◆ **SHORT PROBLEM**: Write out all the data again, exactly as it stands.
⁂
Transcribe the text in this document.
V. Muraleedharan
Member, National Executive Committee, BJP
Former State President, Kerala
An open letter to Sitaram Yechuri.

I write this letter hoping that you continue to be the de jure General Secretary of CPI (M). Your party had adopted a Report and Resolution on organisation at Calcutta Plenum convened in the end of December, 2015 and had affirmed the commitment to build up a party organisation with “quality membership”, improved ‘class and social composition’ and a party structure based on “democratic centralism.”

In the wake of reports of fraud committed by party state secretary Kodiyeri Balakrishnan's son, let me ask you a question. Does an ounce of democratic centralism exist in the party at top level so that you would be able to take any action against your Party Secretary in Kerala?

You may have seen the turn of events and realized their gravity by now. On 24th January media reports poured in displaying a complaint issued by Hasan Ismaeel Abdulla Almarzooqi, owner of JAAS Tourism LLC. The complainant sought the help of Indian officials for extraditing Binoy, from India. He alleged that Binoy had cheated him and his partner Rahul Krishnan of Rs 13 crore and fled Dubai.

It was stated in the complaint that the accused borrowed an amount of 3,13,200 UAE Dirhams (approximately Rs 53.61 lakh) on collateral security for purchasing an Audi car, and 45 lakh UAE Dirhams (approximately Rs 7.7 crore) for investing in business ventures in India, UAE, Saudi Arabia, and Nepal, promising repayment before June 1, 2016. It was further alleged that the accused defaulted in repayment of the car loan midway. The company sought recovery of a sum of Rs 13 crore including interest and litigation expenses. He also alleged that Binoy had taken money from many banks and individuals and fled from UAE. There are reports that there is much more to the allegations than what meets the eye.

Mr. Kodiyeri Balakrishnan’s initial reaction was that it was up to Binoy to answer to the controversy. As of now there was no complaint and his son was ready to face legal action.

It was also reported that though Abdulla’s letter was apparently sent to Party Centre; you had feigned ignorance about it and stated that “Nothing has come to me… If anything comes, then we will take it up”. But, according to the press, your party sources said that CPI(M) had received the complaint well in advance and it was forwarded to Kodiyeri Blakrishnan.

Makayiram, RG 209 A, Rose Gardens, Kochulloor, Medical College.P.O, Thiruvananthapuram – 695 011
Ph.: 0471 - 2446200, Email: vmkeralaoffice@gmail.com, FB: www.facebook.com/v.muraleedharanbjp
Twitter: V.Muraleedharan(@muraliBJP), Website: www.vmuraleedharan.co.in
⁂
◆ **OUTPUT FOR THIS TASK**:
Transcribe the text in this document.
V. Muraleedharan
Member, National Executive Committee, BJP
Former State President, Kerala
An open letter to Sitaram Yechuri.

I write this letter hoping that you continue to be the de jure General Secretary of CPI (M). Your party had adopted a Report and Resolution on organisation at Calcutta Plenum convened in the end of December, 2015 and had affirmed the commitment to build up a party organisation with “quality membership”, improved ‘class and social composition’ and a party structure based on “democratic centralism.”

In the wake of reports of fraud committed by party state secretary Kodiyeri Balakrishnan's son, let me ask you a question. Does an ounce of democratic centralism exist in the party at top level so that you would be able to take any action against your Party Secretary in Kerala?

You may have seen the turn of events and realized their gravity by now. On 24th January media reports poured in displaying a complaint issued by Hasan Ismaeel Abdulla Almarzooqi, owner of JAAS Tourism LLC. The complainant sought the help of Indian officials for extraditing Binoy, from India. He alleged that Binoy had cheated him and his partner Rahul Krishnan of Rs 13 crore and fled Dubai.

It was stated in the complaint that the accused borrowed an amount of 3,13,200 UAE Dirhams (approximately Rs 53.61 lakh) on collateral security for purchasing an Audi car, and 45 lakh UAE Dirhams (approximately Rs 7.7 crore) for investing in business ventures in India, UAE, Saudi Arabia, and Nepal, promising repayment before June 1, 2016. It was further alleged that the accused defaulted in repayment of the car loan midway. The company sought recovery of a sum of Rs 13 crore including interest and litigation expenses. He also alleged that Binoy had taken money from many banks and individuals and fled from UAE. There are reports that there is much more to the allegations than what meets the eye.

Mr. Kodiyeri Balakrishnan’s initial reaction was that it was up to Binoy to answer to the controversy. As of now there was no complaint and his son was ready to face legal action.

It was also reported that though Abdulla’s letter was apparently sent to Party Centre; you had feigned ignorance about it and stated that “Nothing has come to me… If anything comes, then we will take it up”. But, according to the press, your party sources said that CPI(M) had received the complaint well in advance and it was forwarded to Kodiyeri Blakrishnan.

Makayiram, RG 209 A, Rose Gardens, Kochulloor, Medical College.P.O, Thiruvananthapuram – 695 011
Ph.: 0471 - 2446200, Email: vmkeralaoffice@gmail.com, FB: www.facebook.com/v.muraleedharanbjp
Twitter: V.Muraleedharan(@muraliBJP), Website: www.vmuraleedharan.co.in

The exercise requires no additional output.